(Stored items from a collection)
☆ ☆ ☆

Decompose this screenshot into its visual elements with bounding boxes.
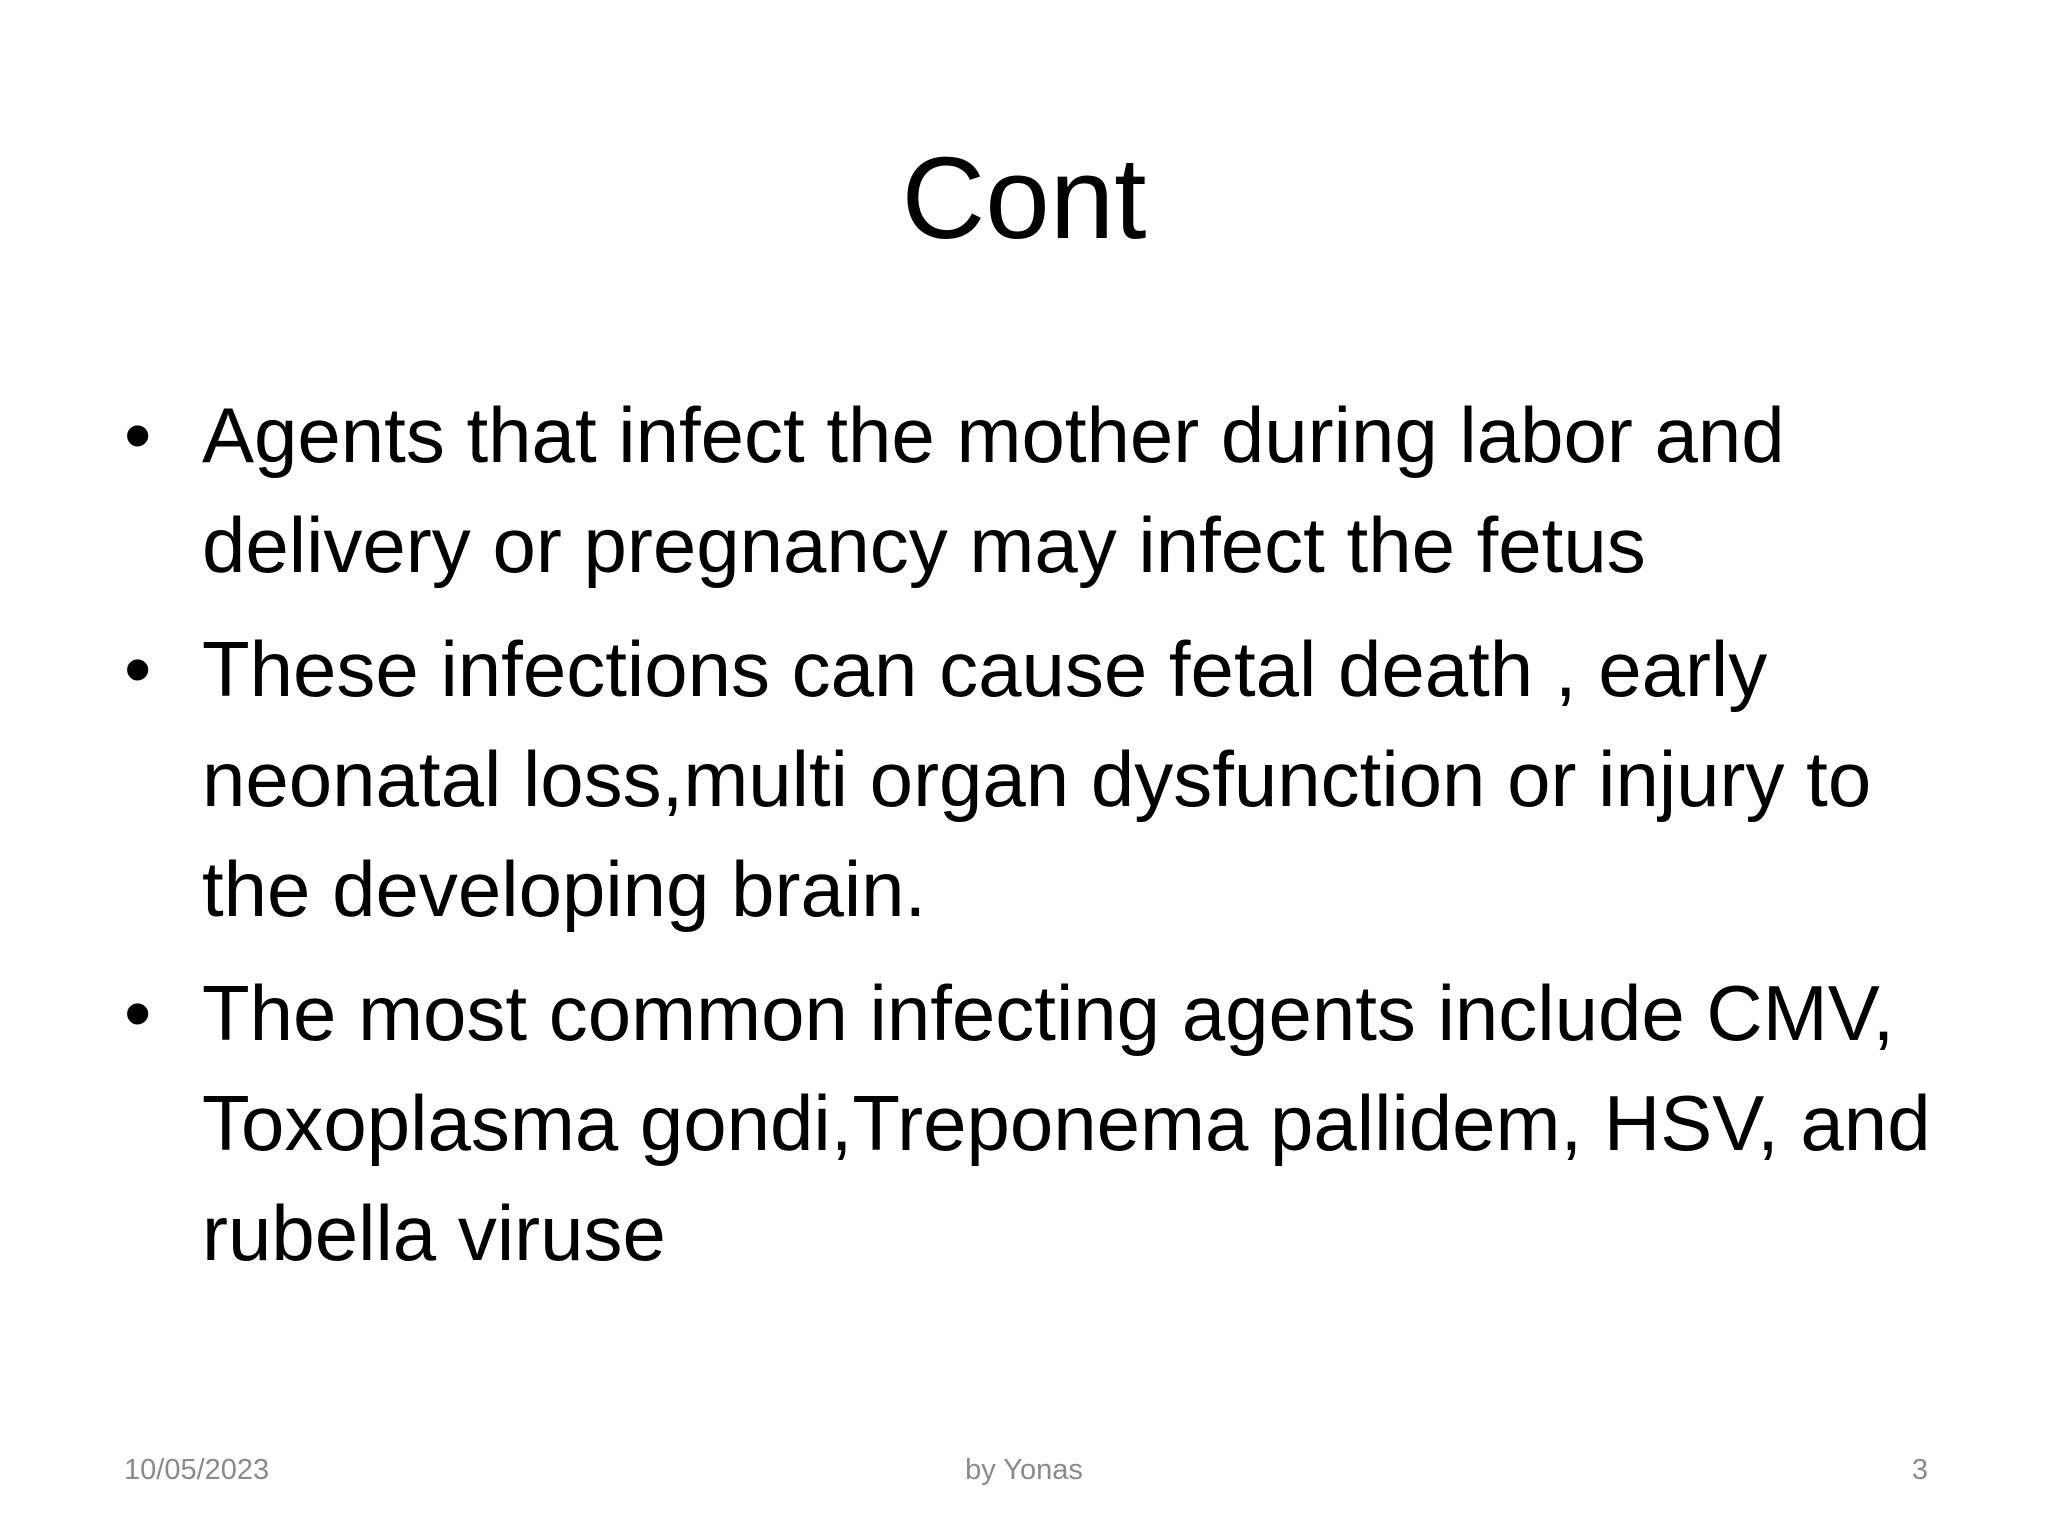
- bullet-dot-icon: •: [124, 391, 152, 479]
- footer-date: 10/05/2023: [124, 1454, 270, 1486]
- footer-page-number: 3: [1911, 1454, 1928, 1486]
- footer-author: by Yonas: [965, 1454, 1083, 1486]
- bullet-item: [120, 958, 1980, 1288]
- bullet-text: Agents that infect the mother during labor and delivery or pregnancy may infect the fetus: [202, 391, 1785, 589]
- bullet-dot-icon: •: [124, 625, 152, 713]
- bullet-list: [120, 380, 1980, 1302]
- bullet-dot-icon: •: [124, 969, 152, 1057]
- bullet-text: The most common infecting agents include CMV, Toxoplasma gondi,Treponema pallidem, HSV, and rubella viruse: [202, 969, 1931, 1277]
- bullet-text: These infections can cause fetal death , early neonatal loss,multi organ dysfunction or injury to the developing brain.: [202, 625, 1872, 933]
- bullet-item: [120, 614, 1980, 944]
- bullet-item: [120, 380, 1980, 600]
- slide-title: Cont: [901, 133, 1147, 263]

☆ ☆ ☆

Exercise => Take every line from the records that holds "text" and copy it down.

Task output =>
- bullet-text: Agents that infect the mother during labor and delivery or pregnancy may infect the fetus: [202, 391, 1785, 589]
- bullet-text: The most common infecting agents include CMV, Toxoplasma gondi,Treponema pallidem, HSV, and rubella viruse: [202, 969, 1931, 1277]
- bullet-text: These infections can cause fetal death , early neonatal loss,multi organ dysfunction or injury to the developing brain.: [202, 625, 1872, 933]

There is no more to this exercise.